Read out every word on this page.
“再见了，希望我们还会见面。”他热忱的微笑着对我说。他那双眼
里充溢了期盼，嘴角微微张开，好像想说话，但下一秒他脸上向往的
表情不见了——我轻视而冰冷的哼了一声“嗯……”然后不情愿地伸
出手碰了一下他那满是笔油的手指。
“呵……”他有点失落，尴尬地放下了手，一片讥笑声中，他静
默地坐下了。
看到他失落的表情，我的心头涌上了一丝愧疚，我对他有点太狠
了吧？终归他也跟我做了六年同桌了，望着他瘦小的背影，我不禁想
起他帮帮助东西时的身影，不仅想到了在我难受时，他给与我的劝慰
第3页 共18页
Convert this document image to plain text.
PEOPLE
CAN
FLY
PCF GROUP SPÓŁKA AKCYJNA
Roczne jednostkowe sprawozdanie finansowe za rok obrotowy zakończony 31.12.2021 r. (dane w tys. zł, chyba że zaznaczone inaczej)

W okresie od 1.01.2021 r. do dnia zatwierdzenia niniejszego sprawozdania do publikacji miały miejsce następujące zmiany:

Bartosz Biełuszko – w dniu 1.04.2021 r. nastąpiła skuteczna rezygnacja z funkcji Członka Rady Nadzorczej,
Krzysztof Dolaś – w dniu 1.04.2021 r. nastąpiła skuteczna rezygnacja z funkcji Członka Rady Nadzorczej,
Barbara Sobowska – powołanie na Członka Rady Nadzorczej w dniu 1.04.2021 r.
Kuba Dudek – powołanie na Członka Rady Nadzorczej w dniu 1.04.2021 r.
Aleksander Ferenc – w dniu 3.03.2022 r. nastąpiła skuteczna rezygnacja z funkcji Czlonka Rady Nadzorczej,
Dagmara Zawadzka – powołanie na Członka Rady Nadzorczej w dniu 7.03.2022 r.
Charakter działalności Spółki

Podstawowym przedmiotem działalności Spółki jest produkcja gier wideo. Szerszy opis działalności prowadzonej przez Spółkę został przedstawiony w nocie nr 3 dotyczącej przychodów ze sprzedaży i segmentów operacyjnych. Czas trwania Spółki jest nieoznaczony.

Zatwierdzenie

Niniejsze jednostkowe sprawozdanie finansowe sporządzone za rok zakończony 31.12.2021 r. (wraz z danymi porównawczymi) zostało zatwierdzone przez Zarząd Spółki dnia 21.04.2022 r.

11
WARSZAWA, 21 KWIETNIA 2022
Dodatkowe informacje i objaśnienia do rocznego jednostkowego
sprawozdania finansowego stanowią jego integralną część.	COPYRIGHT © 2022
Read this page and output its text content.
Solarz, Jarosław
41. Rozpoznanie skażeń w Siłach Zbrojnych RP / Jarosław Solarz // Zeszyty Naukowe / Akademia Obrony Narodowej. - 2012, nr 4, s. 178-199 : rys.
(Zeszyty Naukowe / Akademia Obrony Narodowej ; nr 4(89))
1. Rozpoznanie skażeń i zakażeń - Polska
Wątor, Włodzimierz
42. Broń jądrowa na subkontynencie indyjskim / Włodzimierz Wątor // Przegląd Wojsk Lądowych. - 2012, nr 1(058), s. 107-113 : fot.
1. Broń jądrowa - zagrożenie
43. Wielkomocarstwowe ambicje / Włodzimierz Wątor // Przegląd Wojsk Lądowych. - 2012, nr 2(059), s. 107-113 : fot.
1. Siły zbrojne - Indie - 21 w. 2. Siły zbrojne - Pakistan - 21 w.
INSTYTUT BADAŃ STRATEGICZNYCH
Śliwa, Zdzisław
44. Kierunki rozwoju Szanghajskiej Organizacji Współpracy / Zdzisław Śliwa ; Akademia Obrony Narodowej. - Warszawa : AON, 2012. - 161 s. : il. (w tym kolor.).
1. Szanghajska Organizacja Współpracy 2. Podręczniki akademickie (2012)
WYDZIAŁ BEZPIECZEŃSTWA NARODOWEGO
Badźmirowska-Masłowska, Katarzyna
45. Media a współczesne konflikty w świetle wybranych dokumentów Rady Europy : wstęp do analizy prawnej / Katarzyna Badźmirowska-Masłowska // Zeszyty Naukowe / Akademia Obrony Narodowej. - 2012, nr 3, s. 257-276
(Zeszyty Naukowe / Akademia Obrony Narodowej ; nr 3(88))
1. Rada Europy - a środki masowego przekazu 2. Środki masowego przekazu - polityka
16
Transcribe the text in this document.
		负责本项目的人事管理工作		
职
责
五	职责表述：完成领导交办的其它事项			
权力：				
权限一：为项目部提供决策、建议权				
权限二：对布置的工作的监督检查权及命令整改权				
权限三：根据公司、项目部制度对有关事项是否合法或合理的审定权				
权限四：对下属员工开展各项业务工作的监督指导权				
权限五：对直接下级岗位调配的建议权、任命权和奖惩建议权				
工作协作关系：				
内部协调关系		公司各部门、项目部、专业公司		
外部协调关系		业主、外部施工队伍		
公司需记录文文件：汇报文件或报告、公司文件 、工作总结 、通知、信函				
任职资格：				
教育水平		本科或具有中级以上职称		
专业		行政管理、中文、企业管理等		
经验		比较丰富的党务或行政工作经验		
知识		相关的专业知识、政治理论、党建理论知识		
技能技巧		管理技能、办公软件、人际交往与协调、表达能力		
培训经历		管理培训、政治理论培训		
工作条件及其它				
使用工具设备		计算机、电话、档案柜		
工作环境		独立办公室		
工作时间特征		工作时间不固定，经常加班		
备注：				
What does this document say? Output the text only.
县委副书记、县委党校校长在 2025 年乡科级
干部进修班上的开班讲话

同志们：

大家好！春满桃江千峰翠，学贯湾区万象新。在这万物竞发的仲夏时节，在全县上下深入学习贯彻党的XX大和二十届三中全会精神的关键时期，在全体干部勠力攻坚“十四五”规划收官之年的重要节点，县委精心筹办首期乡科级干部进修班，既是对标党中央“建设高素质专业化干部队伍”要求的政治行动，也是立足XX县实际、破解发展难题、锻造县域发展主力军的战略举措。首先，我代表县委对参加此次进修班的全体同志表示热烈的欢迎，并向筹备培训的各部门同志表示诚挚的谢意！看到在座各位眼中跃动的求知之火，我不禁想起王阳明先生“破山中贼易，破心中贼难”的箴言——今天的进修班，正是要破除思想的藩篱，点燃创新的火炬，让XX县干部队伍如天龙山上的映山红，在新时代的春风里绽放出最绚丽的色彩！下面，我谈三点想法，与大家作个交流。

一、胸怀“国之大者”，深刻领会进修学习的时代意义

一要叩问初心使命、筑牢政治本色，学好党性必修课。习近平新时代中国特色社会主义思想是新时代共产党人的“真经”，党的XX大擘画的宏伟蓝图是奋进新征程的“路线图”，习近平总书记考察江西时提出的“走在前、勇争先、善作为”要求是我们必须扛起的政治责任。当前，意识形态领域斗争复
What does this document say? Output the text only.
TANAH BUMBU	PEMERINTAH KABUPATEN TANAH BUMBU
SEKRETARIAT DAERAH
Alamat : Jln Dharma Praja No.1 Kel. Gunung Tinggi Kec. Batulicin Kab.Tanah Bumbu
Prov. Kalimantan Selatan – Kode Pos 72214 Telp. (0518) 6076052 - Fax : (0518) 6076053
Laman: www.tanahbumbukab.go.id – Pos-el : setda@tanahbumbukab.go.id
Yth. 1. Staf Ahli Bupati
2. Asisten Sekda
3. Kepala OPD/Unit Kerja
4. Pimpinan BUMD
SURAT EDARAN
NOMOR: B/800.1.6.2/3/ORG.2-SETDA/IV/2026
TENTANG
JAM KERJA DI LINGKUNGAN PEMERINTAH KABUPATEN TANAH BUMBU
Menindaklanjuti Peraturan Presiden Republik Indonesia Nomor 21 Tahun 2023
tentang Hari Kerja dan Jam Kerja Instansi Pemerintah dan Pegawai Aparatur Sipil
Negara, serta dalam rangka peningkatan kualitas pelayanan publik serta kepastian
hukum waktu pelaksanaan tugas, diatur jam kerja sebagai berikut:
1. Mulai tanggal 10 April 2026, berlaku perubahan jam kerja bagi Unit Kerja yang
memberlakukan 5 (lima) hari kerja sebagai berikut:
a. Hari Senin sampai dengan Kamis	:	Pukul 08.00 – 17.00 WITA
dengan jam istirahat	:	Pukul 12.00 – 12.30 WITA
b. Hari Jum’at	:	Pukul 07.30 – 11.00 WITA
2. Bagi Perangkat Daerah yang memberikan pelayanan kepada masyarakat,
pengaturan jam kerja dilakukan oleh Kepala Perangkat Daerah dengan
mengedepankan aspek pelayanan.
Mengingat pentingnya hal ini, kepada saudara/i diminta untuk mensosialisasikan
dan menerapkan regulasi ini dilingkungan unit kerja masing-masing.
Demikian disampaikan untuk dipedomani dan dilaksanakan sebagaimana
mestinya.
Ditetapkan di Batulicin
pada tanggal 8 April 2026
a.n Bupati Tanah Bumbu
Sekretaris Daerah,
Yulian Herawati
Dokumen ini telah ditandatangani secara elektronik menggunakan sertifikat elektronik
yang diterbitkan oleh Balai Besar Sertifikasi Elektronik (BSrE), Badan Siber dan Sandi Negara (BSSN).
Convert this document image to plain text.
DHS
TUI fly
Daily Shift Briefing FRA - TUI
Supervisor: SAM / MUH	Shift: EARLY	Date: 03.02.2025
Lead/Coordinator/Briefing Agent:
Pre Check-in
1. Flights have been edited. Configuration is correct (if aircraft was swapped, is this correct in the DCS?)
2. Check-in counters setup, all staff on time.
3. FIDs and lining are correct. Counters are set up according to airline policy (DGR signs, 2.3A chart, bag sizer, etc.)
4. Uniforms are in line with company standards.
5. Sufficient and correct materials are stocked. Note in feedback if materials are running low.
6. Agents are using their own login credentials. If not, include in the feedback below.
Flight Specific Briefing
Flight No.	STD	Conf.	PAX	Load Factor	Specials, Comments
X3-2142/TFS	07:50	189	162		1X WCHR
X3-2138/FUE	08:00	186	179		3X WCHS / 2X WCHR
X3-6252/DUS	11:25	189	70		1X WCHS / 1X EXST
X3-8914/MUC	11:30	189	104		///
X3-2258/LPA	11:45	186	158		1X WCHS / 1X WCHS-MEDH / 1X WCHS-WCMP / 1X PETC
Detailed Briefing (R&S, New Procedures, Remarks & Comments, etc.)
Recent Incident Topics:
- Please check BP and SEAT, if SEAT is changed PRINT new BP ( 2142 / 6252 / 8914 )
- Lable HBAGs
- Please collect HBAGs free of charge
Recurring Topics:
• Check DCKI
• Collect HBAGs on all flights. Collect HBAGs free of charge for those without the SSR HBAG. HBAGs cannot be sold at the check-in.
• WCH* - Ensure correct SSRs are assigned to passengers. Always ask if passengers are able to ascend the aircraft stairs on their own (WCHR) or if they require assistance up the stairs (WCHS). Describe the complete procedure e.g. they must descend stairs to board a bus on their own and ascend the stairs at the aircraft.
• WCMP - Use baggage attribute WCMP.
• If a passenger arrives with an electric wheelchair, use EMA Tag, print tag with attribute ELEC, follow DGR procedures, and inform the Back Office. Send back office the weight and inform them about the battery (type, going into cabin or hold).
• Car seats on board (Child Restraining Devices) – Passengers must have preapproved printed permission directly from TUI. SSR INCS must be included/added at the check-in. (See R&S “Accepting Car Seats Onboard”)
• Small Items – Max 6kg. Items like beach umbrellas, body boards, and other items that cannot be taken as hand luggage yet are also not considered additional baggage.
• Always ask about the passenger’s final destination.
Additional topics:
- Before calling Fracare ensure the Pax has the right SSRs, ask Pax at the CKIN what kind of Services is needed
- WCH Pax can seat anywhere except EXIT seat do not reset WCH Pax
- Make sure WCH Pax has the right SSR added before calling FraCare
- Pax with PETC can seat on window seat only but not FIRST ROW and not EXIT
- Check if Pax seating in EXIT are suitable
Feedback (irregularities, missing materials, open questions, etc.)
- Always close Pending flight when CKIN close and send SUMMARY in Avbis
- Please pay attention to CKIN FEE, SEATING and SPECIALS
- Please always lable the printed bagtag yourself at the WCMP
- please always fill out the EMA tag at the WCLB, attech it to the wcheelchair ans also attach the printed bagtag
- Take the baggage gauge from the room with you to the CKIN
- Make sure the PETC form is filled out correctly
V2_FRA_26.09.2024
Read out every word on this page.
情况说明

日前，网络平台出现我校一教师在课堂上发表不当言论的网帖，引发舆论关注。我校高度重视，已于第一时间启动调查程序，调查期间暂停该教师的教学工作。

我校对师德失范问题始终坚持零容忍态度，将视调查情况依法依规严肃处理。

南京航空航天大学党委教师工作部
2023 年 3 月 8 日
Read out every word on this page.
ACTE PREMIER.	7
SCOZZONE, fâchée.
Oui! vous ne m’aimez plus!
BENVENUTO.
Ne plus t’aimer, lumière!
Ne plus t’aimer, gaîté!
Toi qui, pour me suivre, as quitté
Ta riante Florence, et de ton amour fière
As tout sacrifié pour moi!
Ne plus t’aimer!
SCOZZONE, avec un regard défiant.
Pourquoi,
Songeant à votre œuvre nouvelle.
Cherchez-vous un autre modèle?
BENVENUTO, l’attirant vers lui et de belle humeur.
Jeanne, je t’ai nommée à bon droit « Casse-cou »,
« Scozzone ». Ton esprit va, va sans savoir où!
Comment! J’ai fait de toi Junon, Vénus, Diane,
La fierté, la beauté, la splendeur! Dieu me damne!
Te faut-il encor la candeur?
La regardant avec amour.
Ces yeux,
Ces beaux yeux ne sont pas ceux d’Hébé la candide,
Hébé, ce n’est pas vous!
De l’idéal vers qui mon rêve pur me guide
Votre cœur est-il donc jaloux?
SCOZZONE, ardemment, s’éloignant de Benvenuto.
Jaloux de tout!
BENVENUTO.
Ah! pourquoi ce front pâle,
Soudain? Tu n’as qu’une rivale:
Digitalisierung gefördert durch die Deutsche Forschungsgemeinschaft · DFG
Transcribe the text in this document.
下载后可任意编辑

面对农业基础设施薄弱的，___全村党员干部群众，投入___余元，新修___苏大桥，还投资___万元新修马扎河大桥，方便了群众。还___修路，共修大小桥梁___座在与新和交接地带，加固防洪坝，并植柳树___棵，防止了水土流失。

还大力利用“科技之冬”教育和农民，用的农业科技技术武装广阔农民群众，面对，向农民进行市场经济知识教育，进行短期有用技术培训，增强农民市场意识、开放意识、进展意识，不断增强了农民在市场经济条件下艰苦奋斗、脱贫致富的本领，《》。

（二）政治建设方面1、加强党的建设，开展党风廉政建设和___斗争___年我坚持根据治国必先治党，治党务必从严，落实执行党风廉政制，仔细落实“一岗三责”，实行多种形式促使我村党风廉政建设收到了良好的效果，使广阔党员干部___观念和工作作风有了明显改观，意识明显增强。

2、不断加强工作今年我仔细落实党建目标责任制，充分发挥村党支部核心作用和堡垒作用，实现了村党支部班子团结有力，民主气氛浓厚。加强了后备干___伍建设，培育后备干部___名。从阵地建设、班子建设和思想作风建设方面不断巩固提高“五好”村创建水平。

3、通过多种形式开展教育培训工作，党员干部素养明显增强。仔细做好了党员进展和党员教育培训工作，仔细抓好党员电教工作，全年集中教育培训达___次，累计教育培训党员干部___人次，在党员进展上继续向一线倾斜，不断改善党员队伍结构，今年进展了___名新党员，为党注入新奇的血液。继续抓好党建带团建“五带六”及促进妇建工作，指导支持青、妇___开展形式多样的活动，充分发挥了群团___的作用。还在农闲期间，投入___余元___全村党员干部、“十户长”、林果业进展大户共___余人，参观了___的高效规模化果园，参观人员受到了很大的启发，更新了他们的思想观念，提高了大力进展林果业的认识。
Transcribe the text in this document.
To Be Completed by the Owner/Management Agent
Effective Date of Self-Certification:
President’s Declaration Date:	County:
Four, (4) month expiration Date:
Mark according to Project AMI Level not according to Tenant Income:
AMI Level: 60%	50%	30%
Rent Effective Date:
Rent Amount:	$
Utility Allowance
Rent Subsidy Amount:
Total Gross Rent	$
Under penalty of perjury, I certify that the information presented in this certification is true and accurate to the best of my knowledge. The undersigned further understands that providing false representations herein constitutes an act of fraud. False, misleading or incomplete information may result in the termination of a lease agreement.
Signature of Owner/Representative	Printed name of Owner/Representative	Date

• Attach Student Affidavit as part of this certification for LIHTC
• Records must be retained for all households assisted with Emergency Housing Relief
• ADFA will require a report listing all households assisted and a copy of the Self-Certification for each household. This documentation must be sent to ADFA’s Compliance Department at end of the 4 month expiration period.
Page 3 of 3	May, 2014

_ _ _ _

Exercise objective:
Copy out every line from the records that has the word "Briefing".

Response for this exercise:
Daily Shift Briefing FRA - TUI
Lead/Coordinator/Briefing Agent:
Flight Specific Briefing
Detailed Briefing (R&S, New Procedures, Remarks & Comments, etc.)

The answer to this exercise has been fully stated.